Records supplied:

+---+

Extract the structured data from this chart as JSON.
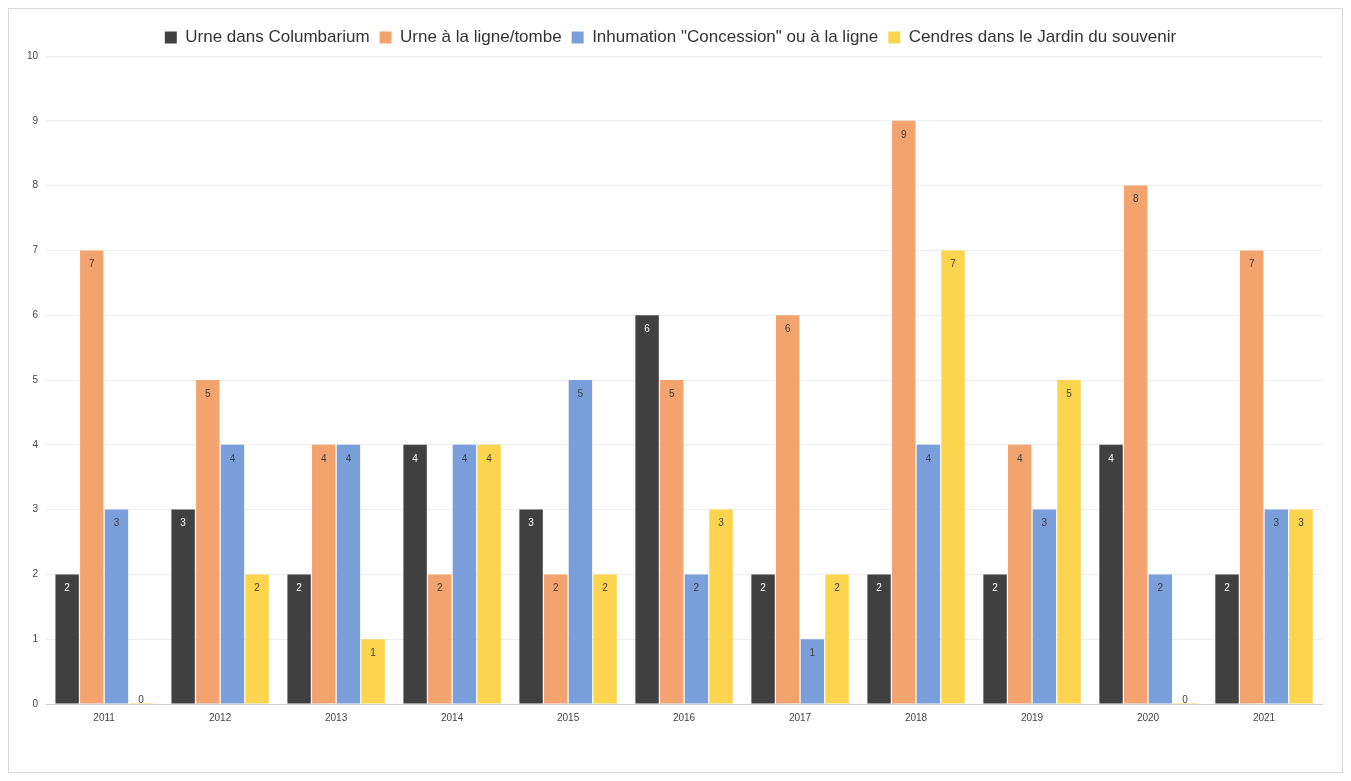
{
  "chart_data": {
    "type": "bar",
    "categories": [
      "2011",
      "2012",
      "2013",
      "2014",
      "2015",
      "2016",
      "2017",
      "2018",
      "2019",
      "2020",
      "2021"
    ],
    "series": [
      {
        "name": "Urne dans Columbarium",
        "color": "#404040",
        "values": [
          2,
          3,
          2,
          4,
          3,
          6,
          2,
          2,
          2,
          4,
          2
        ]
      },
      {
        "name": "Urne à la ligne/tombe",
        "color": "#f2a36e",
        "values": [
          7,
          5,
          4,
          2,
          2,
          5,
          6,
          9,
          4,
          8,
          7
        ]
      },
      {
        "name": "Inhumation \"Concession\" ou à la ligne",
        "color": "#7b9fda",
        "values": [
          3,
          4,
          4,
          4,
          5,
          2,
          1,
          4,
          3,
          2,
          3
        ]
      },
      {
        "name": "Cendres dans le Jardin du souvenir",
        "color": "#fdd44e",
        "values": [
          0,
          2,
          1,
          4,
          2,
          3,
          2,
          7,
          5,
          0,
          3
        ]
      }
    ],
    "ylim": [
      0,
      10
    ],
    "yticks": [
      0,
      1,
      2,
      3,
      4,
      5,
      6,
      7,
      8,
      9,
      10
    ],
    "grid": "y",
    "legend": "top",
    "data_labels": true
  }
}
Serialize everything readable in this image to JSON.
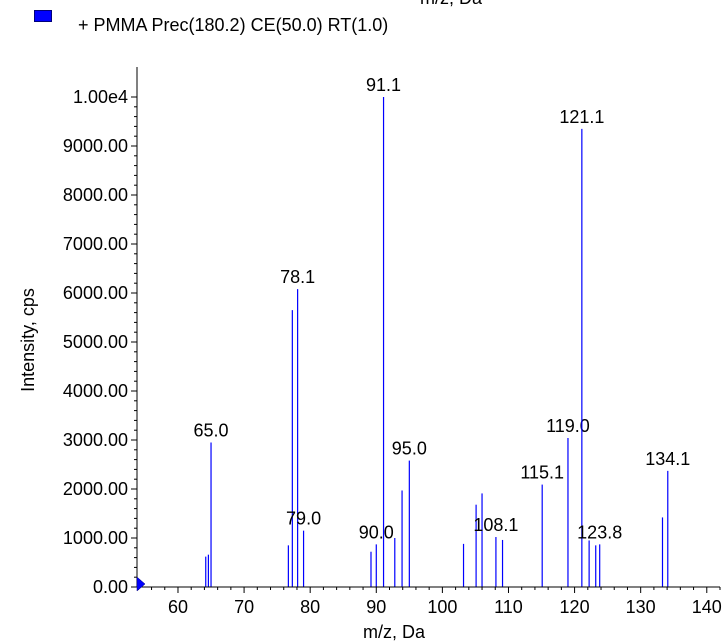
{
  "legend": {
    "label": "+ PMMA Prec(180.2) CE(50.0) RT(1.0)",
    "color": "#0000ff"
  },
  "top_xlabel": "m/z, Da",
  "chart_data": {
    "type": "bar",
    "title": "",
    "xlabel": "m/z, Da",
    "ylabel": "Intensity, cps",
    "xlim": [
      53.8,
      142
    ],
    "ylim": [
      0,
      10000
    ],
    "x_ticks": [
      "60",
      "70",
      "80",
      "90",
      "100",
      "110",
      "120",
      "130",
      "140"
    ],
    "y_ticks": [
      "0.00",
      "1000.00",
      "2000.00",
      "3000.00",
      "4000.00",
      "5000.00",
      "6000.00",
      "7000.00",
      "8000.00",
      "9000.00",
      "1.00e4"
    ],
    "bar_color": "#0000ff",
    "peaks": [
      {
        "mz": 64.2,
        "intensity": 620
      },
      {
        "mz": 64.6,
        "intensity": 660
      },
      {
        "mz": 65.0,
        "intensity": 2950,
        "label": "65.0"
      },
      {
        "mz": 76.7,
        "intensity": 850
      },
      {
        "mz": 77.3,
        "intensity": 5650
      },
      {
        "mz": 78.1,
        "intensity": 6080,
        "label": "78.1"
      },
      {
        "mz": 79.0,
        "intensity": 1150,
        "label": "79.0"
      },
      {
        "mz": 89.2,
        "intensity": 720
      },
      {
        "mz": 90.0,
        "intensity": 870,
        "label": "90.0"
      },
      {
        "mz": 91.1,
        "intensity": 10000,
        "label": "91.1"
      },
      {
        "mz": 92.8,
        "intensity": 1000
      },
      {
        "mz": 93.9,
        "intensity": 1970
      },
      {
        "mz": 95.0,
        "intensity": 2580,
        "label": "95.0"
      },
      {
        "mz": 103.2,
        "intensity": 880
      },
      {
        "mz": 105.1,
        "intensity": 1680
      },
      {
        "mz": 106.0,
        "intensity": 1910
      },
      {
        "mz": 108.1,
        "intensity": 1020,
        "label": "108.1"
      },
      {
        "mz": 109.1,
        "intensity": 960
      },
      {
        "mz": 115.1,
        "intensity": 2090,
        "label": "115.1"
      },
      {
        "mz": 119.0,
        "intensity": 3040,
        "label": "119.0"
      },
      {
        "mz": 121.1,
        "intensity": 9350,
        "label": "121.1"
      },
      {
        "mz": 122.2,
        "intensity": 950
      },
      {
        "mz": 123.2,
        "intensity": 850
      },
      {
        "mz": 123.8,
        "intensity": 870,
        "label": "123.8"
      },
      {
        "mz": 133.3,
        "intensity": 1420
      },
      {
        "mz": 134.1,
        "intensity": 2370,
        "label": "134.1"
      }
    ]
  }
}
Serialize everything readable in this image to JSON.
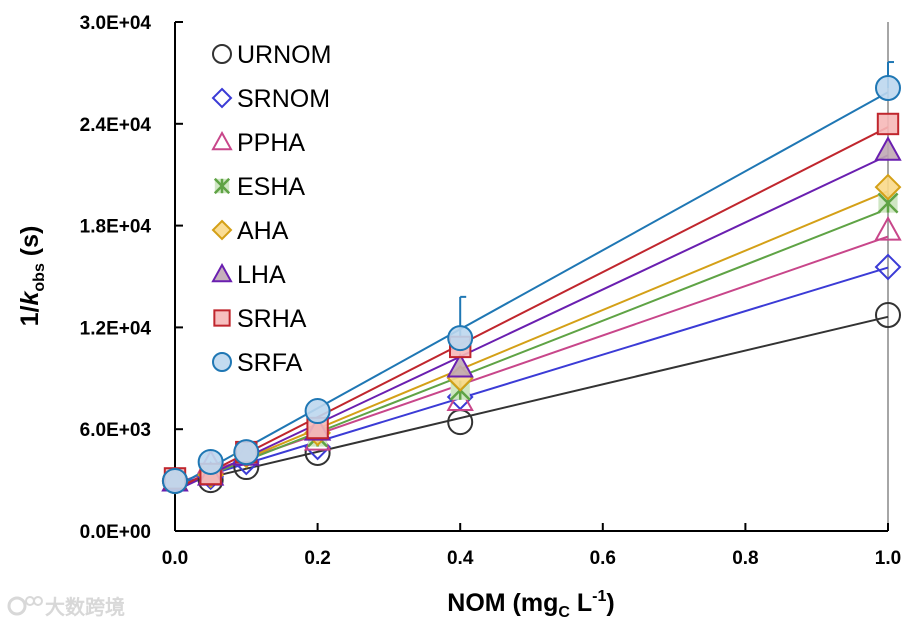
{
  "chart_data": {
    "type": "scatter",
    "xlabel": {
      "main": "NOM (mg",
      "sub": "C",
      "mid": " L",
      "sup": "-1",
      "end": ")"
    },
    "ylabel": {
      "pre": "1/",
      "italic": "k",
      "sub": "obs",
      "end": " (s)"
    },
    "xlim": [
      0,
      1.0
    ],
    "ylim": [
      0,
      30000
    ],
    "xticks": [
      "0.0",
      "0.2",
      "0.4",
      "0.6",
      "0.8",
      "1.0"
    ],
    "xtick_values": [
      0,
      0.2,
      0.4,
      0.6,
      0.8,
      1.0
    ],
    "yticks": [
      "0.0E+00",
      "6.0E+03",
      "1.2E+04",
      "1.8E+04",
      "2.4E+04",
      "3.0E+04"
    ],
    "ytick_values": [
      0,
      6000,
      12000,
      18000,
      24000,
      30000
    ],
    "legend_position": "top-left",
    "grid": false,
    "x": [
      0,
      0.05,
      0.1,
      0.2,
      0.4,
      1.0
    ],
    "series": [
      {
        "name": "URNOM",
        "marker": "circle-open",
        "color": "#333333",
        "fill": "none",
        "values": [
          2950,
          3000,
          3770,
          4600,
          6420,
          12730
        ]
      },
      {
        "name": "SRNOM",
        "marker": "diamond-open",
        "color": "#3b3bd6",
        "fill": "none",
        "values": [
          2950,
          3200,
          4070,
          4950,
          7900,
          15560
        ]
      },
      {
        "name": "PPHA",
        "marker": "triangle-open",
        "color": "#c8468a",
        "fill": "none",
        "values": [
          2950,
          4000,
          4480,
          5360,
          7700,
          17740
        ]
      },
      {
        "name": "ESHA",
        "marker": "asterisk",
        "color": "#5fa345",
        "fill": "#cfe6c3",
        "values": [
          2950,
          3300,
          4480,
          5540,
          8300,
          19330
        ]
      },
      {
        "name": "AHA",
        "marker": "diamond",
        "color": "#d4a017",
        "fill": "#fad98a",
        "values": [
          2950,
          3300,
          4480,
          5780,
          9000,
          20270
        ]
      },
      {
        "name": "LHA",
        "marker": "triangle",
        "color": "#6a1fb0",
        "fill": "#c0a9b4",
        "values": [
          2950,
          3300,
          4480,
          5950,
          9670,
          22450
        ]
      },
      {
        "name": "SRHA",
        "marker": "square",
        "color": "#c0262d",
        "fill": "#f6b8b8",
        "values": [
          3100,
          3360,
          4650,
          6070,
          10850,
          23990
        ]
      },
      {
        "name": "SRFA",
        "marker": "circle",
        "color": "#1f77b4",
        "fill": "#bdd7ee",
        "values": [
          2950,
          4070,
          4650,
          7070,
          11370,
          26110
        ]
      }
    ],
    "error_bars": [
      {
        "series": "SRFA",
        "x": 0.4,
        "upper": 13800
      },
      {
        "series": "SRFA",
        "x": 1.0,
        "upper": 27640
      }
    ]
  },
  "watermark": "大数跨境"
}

+---+

Look through the lines above and collect those with the word "Urne".

        "name": "Urne dans Columbarium",
        "name": "Urne à la ligne/tombe",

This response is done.